** start Stored data **
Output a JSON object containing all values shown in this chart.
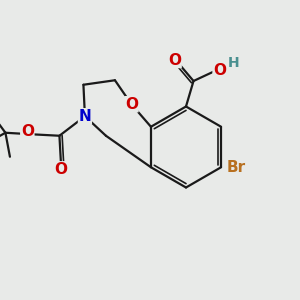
{
  "bg_color": "#e8eae8",
  "bond_color": "#1a1a1a",
  "bond_width": 1.6,
  "colors": {
    "O": "#cc0000",
    "N": "#0000cc",
    "Br": "#b87020",
    "H": "#4a9090",
    "C": "#1a1a1a"
  },
  "font_size": 11
}
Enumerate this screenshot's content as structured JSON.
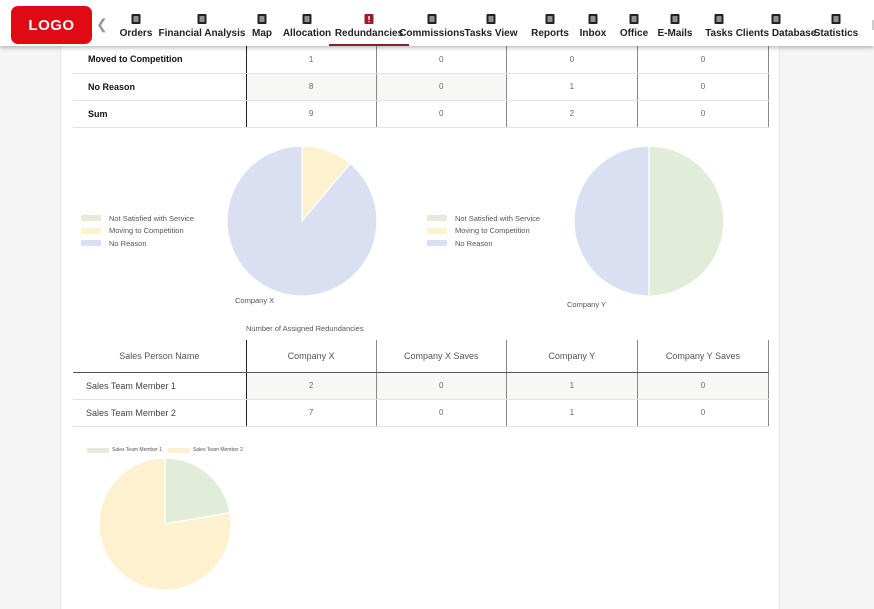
{
  "header": {
    "logo": "LOGO",
    "back_icon": "chevron-left-icon",
    "nav": [
      {
        "label": "Orders",
        "icon": "list-alt-icon"
      },
      {
        "label": "Financial Analysis",
        "icon": "bank-icon"
      },
      {
        "label": "Map",
        "icon": "map-icon"
      },
      {
        "label": "Allocation",
        "icon": "assignment-ind-icon"
      },
      {
        "label": "Redundancies",
        "icon": "assignment-late-icon",
        "active": true
      },
      {
        "label": "Commissions",
        "icon": "assignment-icon"
      },
      {
        "label": "Tasks View",
        "icon": "library-books-icon"
      },
      {
        "label": "Reports",
        "icon": "report-icon"
      },
      {
        "label": "Inbox",
        "icon": "inbox-icon"
      },
      {
        "label": "Office",
        "icon": "briefcase-icon"
      },
      {
        "label": "E-Mails",
        "icon": "mail-icon"
      },
      {
        "label": "Tasks",
        "icon": "tasks-icon"
      },
      {
        "label": "Clients Database",
        "icon": "people-icon"
      },
      {
        "label": "Statistics",
        "icon": "bar-chart-icon"
      }
    ]
  },
  "reasons_table": {
    "rows": [
      {
        "name": "Moved to Competition",
        "values": [
          "1",
          "0",
          "0",
          "0"
        ]
      },
      {
        "name": "No Reason",
        "values": [
          "8",
          "0",
          "1",
          "0"
        ]
      },
      {
        "name": "Sum",
        "values": [
          "9",
          "0",
          "2",
          "0"
        ]
      }
    ]
  },
  "assigned_table": {
    "caption": "Number of Assigned Redundancies",
    "headers": [
      "Sales Person Name",
      "Company X",
      "Company X Saves",
      "Company Y",
      "Company Y Saves"
    ],
    "rows": [
      {
        "name": "Sales Team Member 1",
        "values": [
          "2",
          "0",
          "1",
          "0"
        ]
      },
      {
        "name": "Sales Team Member 2",
        "values": [
          "7",
          "0",
          "1",
          "0"
        ]
      }
    ]
  },
  "chart_data": [
    {
      "type": "pie",
      "title": "Company X",
      "categories": [
        "Not Satisfied with Service",
        "Moving to Competition",
        "No Reason"
      ],
      "values": [
        0,
        1,
        8
      ],
      "colors": [
        "#e1edd9",
        "#fdf1cf",
        "#d9e0f1"
      ],
      "legend": "left"
    },
    {
      "type": "pie",
      "title": "Company Y",
      "categories": [
        "Not Satisfied with Service",
        "Moving to Competition",
        "No Reason"
      ],
      "values": [
        1,
        0,
        1
      ],
      "colors": [
        "#e1edd9",
        "#fdf1cf",
        "#d9e0f1"
      ],
      "legend": "left"
    },
    {
      "type": "pie",
      "title": "",
      "categories": [
        "Sales Team Member 1",
        "Sales Team Member 2"
      ],
      "values": [
        2,
        7
      ],
      "colors": [
        "#e1edd9",
        "#fdf1cf"
      ],
      "legend": "top"
    }
  ]
}
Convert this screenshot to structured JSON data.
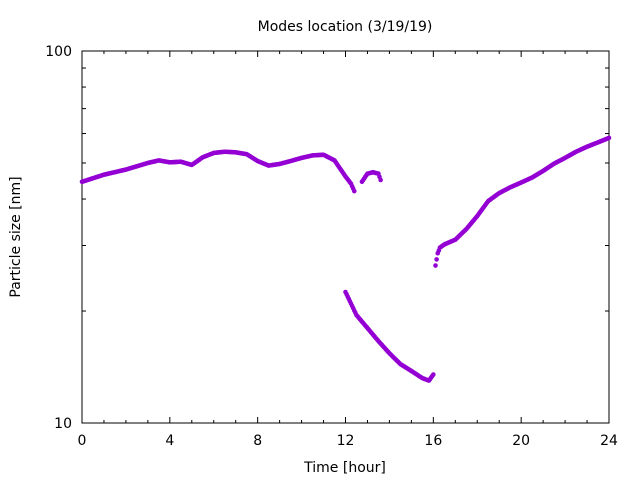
{
  "chart_data": {
    "type": "scatter",
    "title": "Modes location (3/19/19)",
    "xlabel": "Time [hour]",
    "ylabel": "Particle size [nm]",
    "xlim": [
      0,
      24
    ],
    "ylim": [
      10,
      100
    ],
    "y_scale": "log",
    "x_ticks": [
      0,
      4,
      8,
      12,
      16,
      20,
      24
    ],
    "y_tick_labels": [
      10,
      100
    ],
    "grid": false,
    "legend": "none",
    "marker_color": "#9400d3",
    "series": [
      {
        "segments": [
          {
            "x": [
              0,
              1,
              2,
              3,
              3.5,
              4,
              4.5,
              5,
              5.5,
              6,
              6.5,
              7,
              7.5,
              8,
              8.5,
              9,
              9.5,
              10,
              10.5,
              11,
              11.5,
              12,
              12.25,
              12.4
            ],
            "y": [
              44.5,
              46.5,
              48,
              50,
              50.8,
              50.2,
              50.4,
              49.4,
              51.8,
              53.2,
              53.6,
              53.4,
              52.8,
              50.6,
              49.2,
              49.7,
              50.6,
              51.6,
              52.4,
              52.6,
              50.8,
              46,
              44,
              42
            ]
          },
          {
            "x": [
              12.75,
              13,
              13.25,
              13.5,
              13.6
            ],
            "y": [
              44.5,
              46.8,
              47.2,
              46.8,
              45
            ]
          },
          {
            "x": [
              12,
              12.5,
              13,
              13.5,
              14,
              14.5,
              15,
              15.5,
              15.8,
              16
            ],
            "y": [
              22.5,
              19.5,
              18,
              16.6,
              15.4,
              14.4,
              13.8,
              13.2,
              13,
              13.5
            ]
          },
          {
            "x": [
              16.1,
              16.2,
              16.3,
              16.5,
              17,
              17.5,
              18,
              18.5,
              19,
              19.5,
              20,
              20.5,
              21,
              21.5,
              22,
              22.5,
              23,
              23.5,
              24
            ],
            "y": [
              26.5,
              28.6,
              29.6,
              30.2,
              31.1,
              33.2,
              36,
              39.5,
              41.5,
              43,
              44.3,
              45.7,
              47.6,
              49.8,
              51.6,
              53.6,
              55.3,
              56.8,
              58.4
            ]
          }
        ]
      }
    ]
  }
}
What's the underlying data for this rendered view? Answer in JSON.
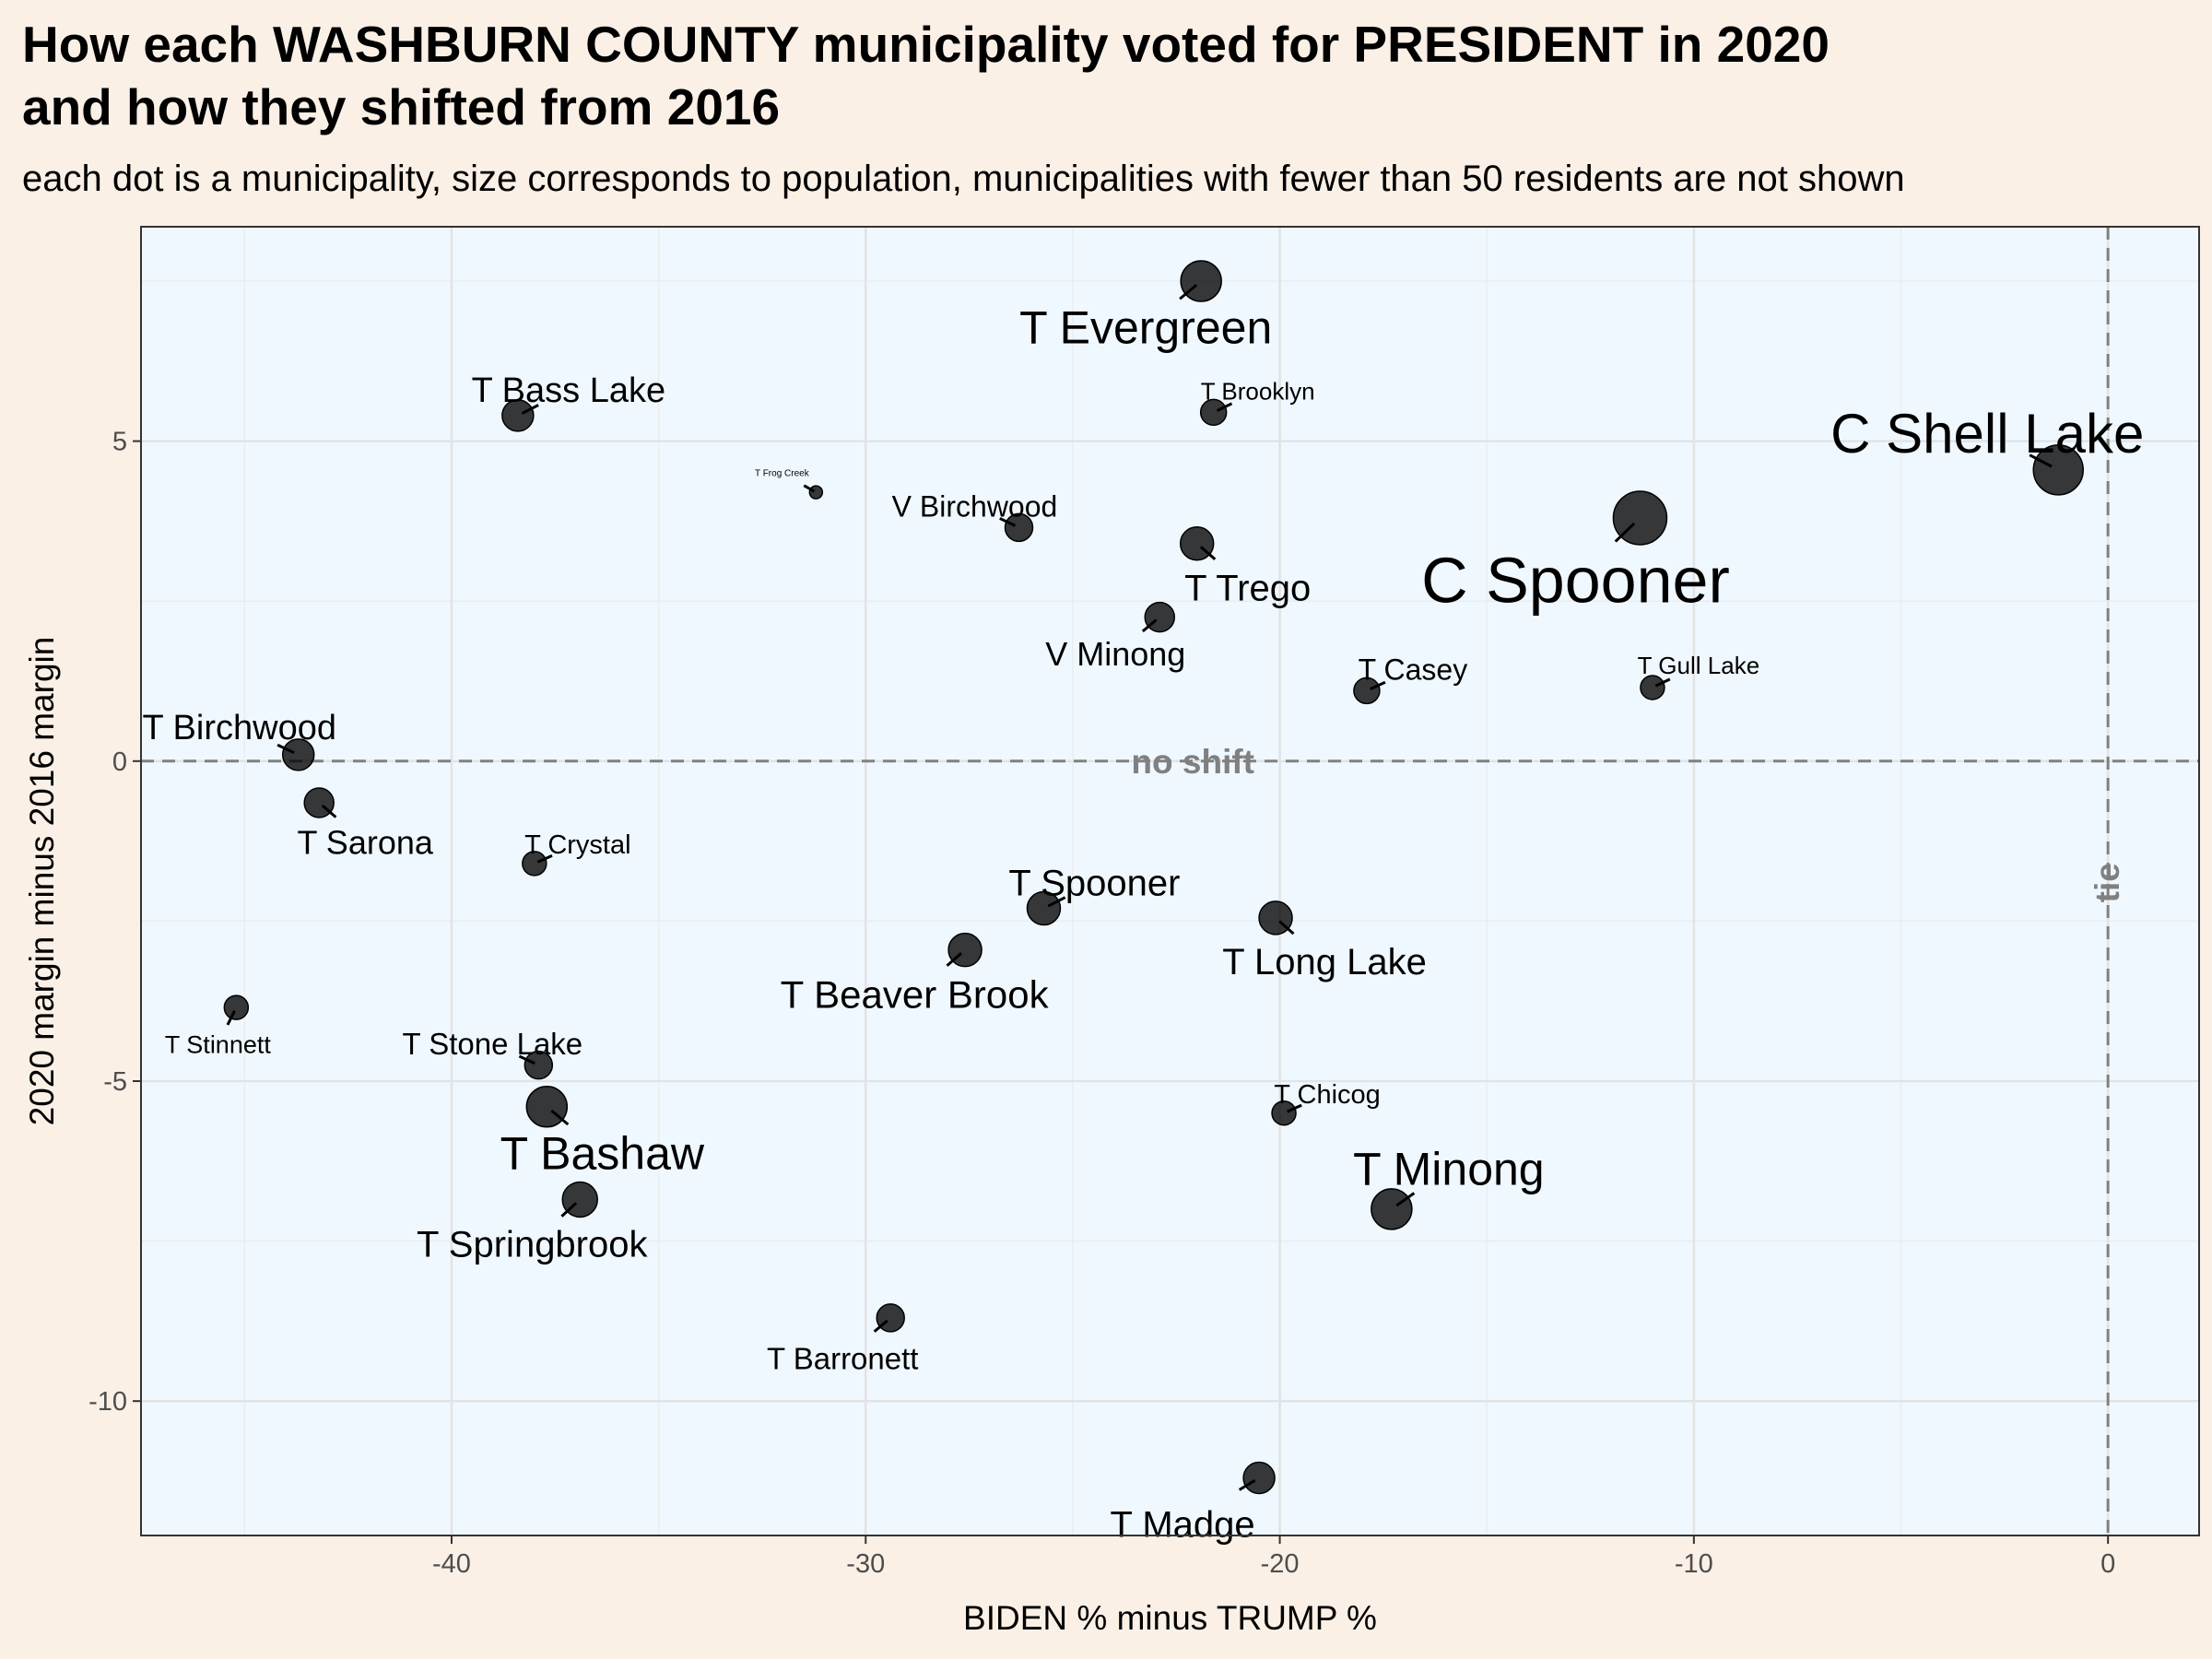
** end Stored data **
Task brief ▸ All entries are to be retyped exactly. Omit any embedded images.

Full answer ▸
Output a JSON object containing all values shown in this chart.
{
  "bg_color": "#e8eae8",
  "bond_color": "#1a1a1a",
  "bond_width": 1.6,
  "colors": {
    "O": "#cc0000",
    "N": "#0000cc",
    "Br": "#b87020",
    "H": "#4a9090",
    "C": "#1a1a1a"
  },
  "font_size": 11
}
Enumerate this screenshot's content as structured JSON.
{
  "header": {
    "logo": "LOGO",
    "back_icon": "chevron-left-icon",
    "nav": [
      {
        "label": "Orders",
        "icon": "list-alt-icon"
      },
      {
        "label": "Financial Analysis",
        "icon": "bank-icon"
      },
      {
        "label": "Map",
        "icon": "map-icon"
      },
      {
        "label": "Allocation",
        "icon": "assignment-ind-icon"
      },
      {
        "label": "Redundancies",
        "icon": "assignment-late-icon",
        "active": true
      },
      {
        "label": "Commissions",
        "icon": "assignment-icon"
      },
      {
        "label": "Tasks View",
        "icon": "library-books-icon"
      },
      {
        "label": "Reports",
        "icon": "report-icon"
      },
      {
        "label": "Inbox",
        "icon": "inbox-icon"
      },
      {
        "label": "Office",
        "icon": "briefcase-icon"
      },
      {
        "label": "E-Mails",
        "icon": "mail-icon"
      },
      {
        "label": "Tasks",
        "icon": "tasks-icon"
      },
      {
        "label": "Clients Database",
        "icon": "people-icon"
      },
      {
        "label": "Statistics",
        "icon": "bar-chart-icon"
      }
    ]
  },
  "reasons_table": {
    "rows": [
      {
        "name": "Moved to Competition",
        "values": [
          "1",
          "0",
          "0",
          "0"
        ]
      },
      {
        "name": "No Reason",
        "values": [
          "8",
          "0",
          "1",
          "0"
        ]
      },
      {
        "name": "Sum",
        "values": [
          "9",
          "0",
          "2",
          "0"
        ]
      }
    ]
  },
  "assigned_table": {
    "caption": "Number of Assigned Redundancies",
    "headers": [
      "Sales Person Name",
      "Company X",
      "Company X Saves",
      "Company Y",
      "Company Y Saves"
    ],
    "rows": [
      {
        "name": "Sales Team Member 1",
        "values": [
          "2",
          "0",
          "1",
          "0"
        ]
      },
      {
        "name": "Sales Team Member 2",
        "values": [
          "7",
          "0",
          "1",
          "0"
        ]
      }
    ]
  },
  "chart_data": [
    {
      "type": "pie",
      "title": "Company X",
      "categories": [
        "Not Satisfied with Service",
        "Moving to Competition",
        "No Reason"
      ],
      "values": [
        0,
        1,
        8
      ],
      "colors": [
        "#e1edd9",
        "#fdf1cf",
        "#d9e0f1"
      ],
      "legend": "left"
    },
    {
      "type": "pie",
      "title": "Company Y",
      "categories": [
        "Not Satisfied with Service",
        "Moving to Competition",
        "No Reason"
      ],
      "values": [
        1,
        0,
        1
      ],
      "colors": [
        "#e1edd9",
        "#fdf1cf",
        "#d9e0f1"
      ],
      "legend": "left"
    },
    {
      "type": "pie",
      "title": "",
      "categories": [
        "Sales Team Member 1",
        "Sales Team Member 2"
      ],
      "values": [
        2,
        7
      ],
      "colors": [
        "#e1edd9",
        "#fdf1cf"
      ],
      "legend": "top"
    }
  ]
}
Convert this screenshot to structured JSON data.
{
  "chart_data": {
    "type": "scatter",
    "title": "Modes location (3/19/19)",
    "xlabel": "Time [hour]",
    "ylabel": "Particle size [nm]",
    "xlim": [
      0,
      24
    ],
    "ylim": [
      10,
      100
    ],
    "y_scale": "log",
    "x_ticks": [
      0,
      4,
      8,
      12,
      16,
      20,
      24
    ],
    "y_tick_labels": [
      10,
      100
    ],
    "grid": false,
    "legend": "none",
    "marker_color": "#9400d3",
    "series": [
      {
        "segments": [
          {
            "x": [
              0,
              1,
              2,
              3,
              3.5,
              4,
              4.5,
              5,
              5.5,
              6,
              6.5,
              7,
              7.5,
              8,
              8.5,
              9,
              9.5,
              10,
              10.5,
              11,
              11.5,
              12,
              12.25,
              12.4
            ],
            "y": [
              44.5,
              46.5,
              48,
              50,
              50.8,
              50.2,
              50.4,
              49.4,
              51.8,
              53.2,
              53.6,
              53.4,
              52.8,
              50.6,
              49.2,
              49.7,
              50.6,
              51.6,
              52.4,
              52.6,
              50.8,
              46,
              44,
              42
            ]
          },
          {
            "x": [
              12.75,
              13,
              13.25,
              13.5,
              13.6
            ],
            "y": [
              44.5,
              46.8,
              47.2,
              46.8,
              45
            ]
          },
          {
            "x": [
              12,
              12.5,
              13,
              13.5,
              14,
              14.5,
              15,
              15.5,
              15.8,
              16
            ],
            "y": [
              22.5,
              19.5,
              18,
              16.6,
              15.4,
              14.4,
              13.8,
              13.2,
              13,
              13.5
            ]
          },
          {
            "x": [
              16.1,
              16.2,
              16.3,
              16.5,
              17,
              17.5,
              18,
              18.5,
              19,
              19.5,
              20,
              20.5,
              21,
              21.5,
              22,
              22.5,
              23,
              23.5,
              24
            ],
            "y": [
              26.5,
              28.6,
              29.6,
              30.2,
              31.1,
              33.2,
              36,
              39.5,
              41.5,
              43,
              44.3,
              45.7,
              47.6,
              49.8,
              51.6,
              53.6,
              55.3,
              56.8,
              58.4
            ]
          }
        ]
      }
    ]
  }
}
What's the underlying data for this rendered view? Answer in JSON.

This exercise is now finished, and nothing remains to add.